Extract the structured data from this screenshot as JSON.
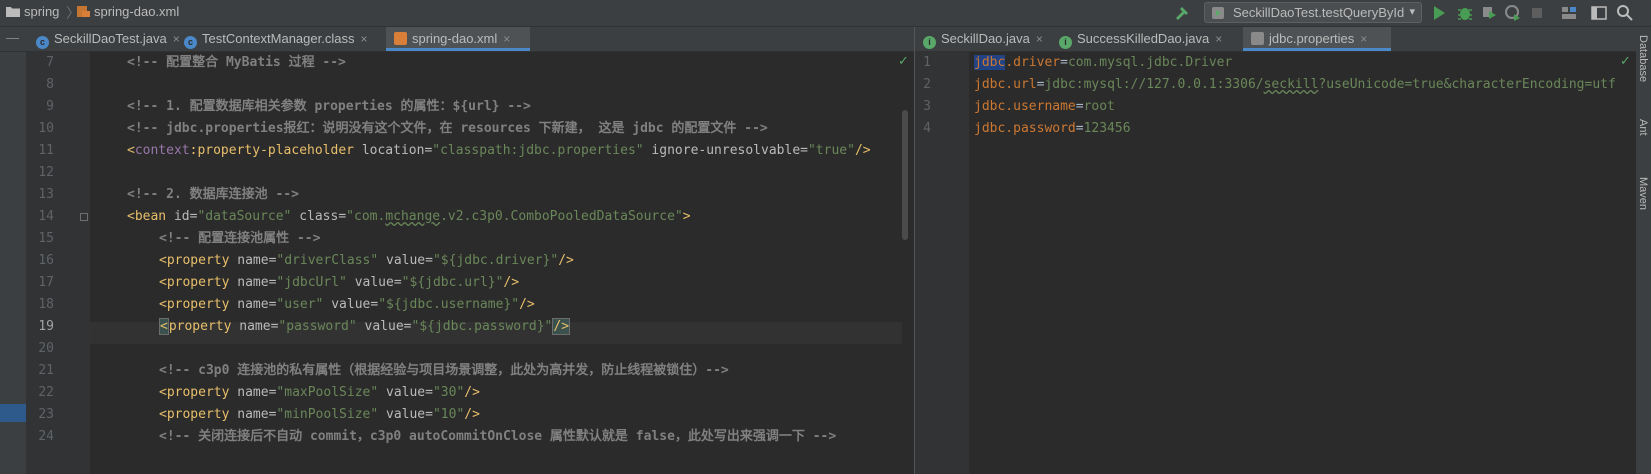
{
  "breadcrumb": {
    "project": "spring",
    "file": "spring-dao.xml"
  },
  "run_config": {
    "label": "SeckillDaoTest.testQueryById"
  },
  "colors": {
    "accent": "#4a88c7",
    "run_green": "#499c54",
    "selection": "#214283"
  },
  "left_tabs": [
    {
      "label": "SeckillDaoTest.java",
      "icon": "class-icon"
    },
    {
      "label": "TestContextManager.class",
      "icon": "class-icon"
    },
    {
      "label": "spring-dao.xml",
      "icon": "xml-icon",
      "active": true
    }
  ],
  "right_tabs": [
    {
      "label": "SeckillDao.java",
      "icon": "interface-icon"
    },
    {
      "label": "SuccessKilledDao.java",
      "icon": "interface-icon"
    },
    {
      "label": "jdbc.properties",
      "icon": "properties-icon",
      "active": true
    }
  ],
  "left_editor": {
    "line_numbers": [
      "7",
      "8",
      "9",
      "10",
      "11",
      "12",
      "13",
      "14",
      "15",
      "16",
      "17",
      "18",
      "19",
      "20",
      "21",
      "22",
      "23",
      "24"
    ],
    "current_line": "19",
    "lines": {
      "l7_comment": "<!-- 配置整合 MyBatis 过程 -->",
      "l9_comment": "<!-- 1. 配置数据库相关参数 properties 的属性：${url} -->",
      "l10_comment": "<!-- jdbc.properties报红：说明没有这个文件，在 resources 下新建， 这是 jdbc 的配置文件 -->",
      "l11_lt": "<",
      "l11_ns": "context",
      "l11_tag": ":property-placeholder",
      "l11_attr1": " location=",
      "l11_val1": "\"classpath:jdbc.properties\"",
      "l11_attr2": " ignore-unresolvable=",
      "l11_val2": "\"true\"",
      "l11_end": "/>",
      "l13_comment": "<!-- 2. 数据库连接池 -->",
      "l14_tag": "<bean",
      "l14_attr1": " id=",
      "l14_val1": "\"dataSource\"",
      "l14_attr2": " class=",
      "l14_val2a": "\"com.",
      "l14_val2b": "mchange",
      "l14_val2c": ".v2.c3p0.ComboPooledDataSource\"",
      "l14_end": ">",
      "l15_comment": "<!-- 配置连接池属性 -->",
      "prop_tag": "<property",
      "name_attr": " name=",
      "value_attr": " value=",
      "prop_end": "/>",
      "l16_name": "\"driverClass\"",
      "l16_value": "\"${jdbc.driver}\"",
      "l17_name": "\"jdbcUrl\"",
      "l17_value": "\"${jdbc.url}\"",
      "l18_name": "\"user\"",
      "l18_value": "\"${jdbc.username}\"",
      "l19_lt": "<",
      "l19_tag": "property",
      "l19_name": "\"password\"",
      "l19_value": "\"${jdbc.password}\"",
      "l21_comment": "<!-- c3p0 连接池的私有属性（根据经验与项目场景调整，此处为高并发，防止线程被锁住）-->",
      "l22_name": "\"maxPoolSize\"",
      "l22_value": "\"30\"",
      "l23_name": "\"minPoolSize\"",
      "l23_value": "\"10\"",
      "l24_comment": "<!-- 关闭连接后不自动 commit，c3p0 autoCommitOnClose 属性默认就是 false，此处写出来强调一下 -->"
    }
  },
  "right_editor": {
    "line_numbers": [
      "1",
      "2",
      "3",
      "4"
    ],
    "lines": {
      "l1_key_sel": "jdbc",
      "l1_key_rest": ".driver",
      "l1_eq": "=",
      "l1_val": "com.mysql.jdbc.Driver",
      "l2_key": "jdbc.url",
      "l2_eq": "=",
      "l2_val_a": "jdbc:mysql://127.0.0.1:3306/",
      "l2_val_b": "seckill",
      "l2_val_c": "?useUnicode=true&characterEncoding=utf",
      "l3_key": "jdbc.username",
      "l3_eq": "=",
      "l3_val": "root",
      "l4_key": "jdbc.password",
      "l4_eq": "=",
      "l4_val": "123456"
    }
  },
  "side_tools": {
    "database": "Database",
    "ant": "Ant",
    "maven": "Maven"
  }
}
================
What you should do:
Extract all the data above exactly, excluding every picture.

Exercise response:
Extract the structured data from this screenshot as JSON.
{
  "breadcrumb": {
    "project": "spring",
    "file": "spring-dao.xml"
  },
  "run_config": {
    "label": "SeckillDaoTest.testQueryById"
  },
  "colors": {
    "accent": "#4a88c7",
    "run_green": "#499c54",
    "selection": "#214283"
  },
  "left_tabs": [
    {
      "label": "SeckillDaoTest.java",
      "icon": "class-icon"
    },
    {
      "label": "TestContextManager.class",
      "icon": "class-icon"
    },
    {
      "label": "spring-dao.xml",
      "icon": "xml-icon",
      "active": true
    }
  ],
  "right_tabs": [
    {
      "label": "SeckillDao.java",
      "icon": "interface-icon"
    },
    {
      "label": "SuccessKilledDao.java",
      "icon": "interface-icon"
    },
    {
      "label": "jdbc.properties",
      "icon": "properties-icon",
      "active": true
    }
  ],
  "left_editor": {
    "line_numbers": [
      "7",
      "8",
      "9",
      "10",
      "11",
      "12",
      "13",
      "14",
      "15",
      "16",
      "17",
      "18",
      "19",
      "20",
      "21",
      "22",
      "23",
      "24"
    ],
    "current_line": "19",
    "lines": {
      "l7_comment": "<!-- 配置整合 MyBatis 过程 -->",
      "l9_comment": "<!-- 1. 配置数据库相关参数 properties 的属性：${url} -->",
      "l10_comment": "<!-- jdbc.properties报红：说明没有这个文件，在 resources 下新建， 这是 jdbc 的配置文件 -->",
      "l11_lt": "<",
      "l11_ns": "context",
      "l11_tag": ":property-placeholder",
      "l11_attr1": " location=",
      "l11_val1": "\"classpath:jdbc.properties\"",
      "l11_attr2": " ignore-unresolvable=",
      "l11_val2": "\"true\"",
      "l11_end": "/>",
      "l13_comment": "<!-- 2. 数据库连接池 -->",
      "l14_tag": "<bean",
      "l14_attr1": " id=",
      "l14_val1": "\"dataSource\"",
      "l14_attr2": " class=",
      "l14_val2a": "\"com.",
      "l14_val2b": "mchange",
      "l14_val2c": ".v2.c3p0.ComboPooledDataSource\"",
      "l14_end": ">",
      "l15_comment": "<!-- 配置连接池属性 -->",
      "prop_tag": "<property",
      "name_attr": " name=",
      "value_attr": " value=",
      "prop_end": "/>",
      "l16_name": "\"driverClass\"",
      "l16_value": "\"${jdbc.driver}\"",
      "l17_name": "\"jdbcUrl\"",
      "l17_value": "\"${jdbc.url}\"",
      "l18_name": "\"user\"",
      "l18_value": "\"${jdbc.username}\"",
      "l19_lt": "<",
      "l19_tag": "property",
      "l19_name": "\"password\"",
      "l19_value": "\"${jdbc.password}\"",
      "l21_comment": "<!-- c3p0 连接池的私有属性（根据经验与项目场景调整，此处为高并发，防止线程被锁住）-->",
      "l22_name": "\"maxPoolSize\"",
      "l22_value": "\"30\"",
      "l23_name": "\"minPoolSize\"",
      "l23_value": "\"10\"",
      "l24_comment": "<!-- 关闭连接后不自动 commit，c3p0 autoCommitOnClose 属性默认就是 false，此处写出来强调一下 -->"
    }
  },
  "right_editor": {
    "line_numbers": [
      "1",
      "2",
      "3",
      "4"
    ],
    "lines": {
      "l1_key_sel": "jdbc",
      "l1_key_rest": ".driver",
      "l1_eq": "=",
      "l1_val": "com.mysql.jdbc.Driver",
      "l2_key": "jdbc.url",
      "l2_eq": "=",
      "l2_val_a": "jdbc:mysql://127.0.0.1:3306/",
      "l2_val_b": "seckill",
      "l2_val_c": "?useUnicode=true&characterEncoding=utf",
      "l3_key": "jdbc.username",
      "l3_eq": "=",
      "l3_val": "root",
      "l4_key": "jdbc.password",
      "l4_eq": "=",
      "l4_val": "123456"
    }
  },
  "side_tools": {
    "database": "Database",
    "ant": "Ant",
    "maven": "Maven"
  }
}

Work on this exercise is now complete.